**Supplied material**
>>>>

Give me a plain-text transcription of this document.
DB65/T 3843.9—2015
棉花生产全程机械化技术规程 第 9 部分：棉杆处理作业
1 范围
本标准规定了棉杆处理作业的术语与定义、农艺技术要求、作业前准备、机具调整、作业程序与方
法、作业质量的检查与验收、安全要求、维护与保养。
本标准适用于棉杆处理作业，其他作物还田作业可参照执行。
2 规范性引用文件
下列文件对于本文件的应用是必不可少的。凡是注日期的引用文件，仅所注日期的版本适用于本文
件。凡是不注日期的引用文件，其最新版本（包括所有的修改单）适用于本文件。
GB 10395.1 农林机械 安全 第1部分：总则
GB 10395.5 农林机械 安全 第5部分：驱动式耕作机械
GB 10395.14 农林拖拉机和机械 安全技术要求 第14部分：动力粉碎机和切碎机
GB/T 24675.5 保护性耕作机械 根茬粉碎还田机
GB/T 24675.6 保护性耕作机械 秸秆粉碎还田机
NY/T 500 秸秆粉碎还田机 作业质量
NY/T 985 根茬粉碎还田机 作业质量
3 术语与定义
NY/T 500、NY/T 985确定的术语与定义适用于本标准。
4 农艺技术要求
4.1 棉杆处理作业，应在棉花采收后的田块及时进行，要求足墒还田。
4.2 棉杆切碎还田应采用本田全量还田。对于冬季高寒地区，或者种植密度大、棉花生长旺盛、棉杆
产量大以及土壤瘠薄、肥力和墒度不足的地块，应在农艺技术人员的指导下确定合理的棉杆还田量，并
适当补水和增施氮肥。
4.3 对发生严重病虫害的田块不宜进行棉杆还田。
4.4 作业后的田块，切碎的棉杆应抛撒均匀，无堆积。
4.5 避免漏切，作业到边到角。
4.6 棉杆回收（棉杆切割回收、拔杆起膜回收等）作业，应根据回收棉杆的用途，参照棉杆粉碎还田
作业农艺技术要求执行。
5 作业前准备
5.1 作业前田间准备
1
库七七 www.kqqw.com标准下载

<<<<

**Request**
Copy out the whole listing, exactly as written.

**Written answer**
Give me a plain-text transcription of this document.
DB65/T 3843.9—2015
棉花生产全程机械化技术规程 第 9 部分：棉杆处理作业
1 范围
本标准规定了棉杆处理作业的术语与定义、农艺技术要求、作业前准备、机具调整、作业程序与方
法、作业质量的检查与验收、安全要求、维护与保养。
本标准适用于棉杆处理作业，其他作物还田作业可参照执行。
2 规范性引用文件
下列文件对于本文件的应用是必不可少的。凡是注日期的引用文件，仅所注日期的版本适用于本文
件。凡是不注日期的引用文件，其最新版本（包括所有的修改单）适用于本文件。
GB 10395.1 农林机械 安全 第1部分：总则
GB 10395.5 农林机械 安全 第5部分：驱动式耕作机械
GB 10395.14 农林拖拉机和机械 安全技术要求 第14部分：动力粉碎机和切碎机
GB/T 24675.5 保护性耕作机械 根茬粉碎还田机
GB/T 24675.6 保护性耕作机械 秸秆粉碎还田机
NY/T 500 秸秆粉碎还田机 作业质量
NY/T 985 根茬粉碎还田机 作业质量
3 术语与定义
NY/T 500、NY/T 985确定的术语与定义适用于本标准。
4 农艺技术要求
4.1 棉杆处理作业，应在棉花采收后的田块及时进行，要求足墒还田。
4.2 棉杆切碎还田应采用本田全量还田。对于冬季高寒地区，或者种植密度大、棉花生长旺盛、棉杆
产量大以及土壤瘠薄、肥力和墒度不足的地块，应在农艺技术人员的指导下确定合理的棉杆还田量，并
适当补水和增施氮肥。
4.3 对发生严重病虫害的田块不宜进行棉杆还田。
4.4 作业后的田块，切碎的棉杆应抛撒均匀，无堆积。
4.5 避免漏切，作业到边到角。
4.6 棉杆回收（棉杆切割回收、拔杆起膜回收等）作业，应根据回收棉杆的用途，参照棉杆粉碎还田
作业农艺技术要求执行。
5 作业前准备
5.1 作业前田间准备
1
库七七 www.kqqw.com标准下载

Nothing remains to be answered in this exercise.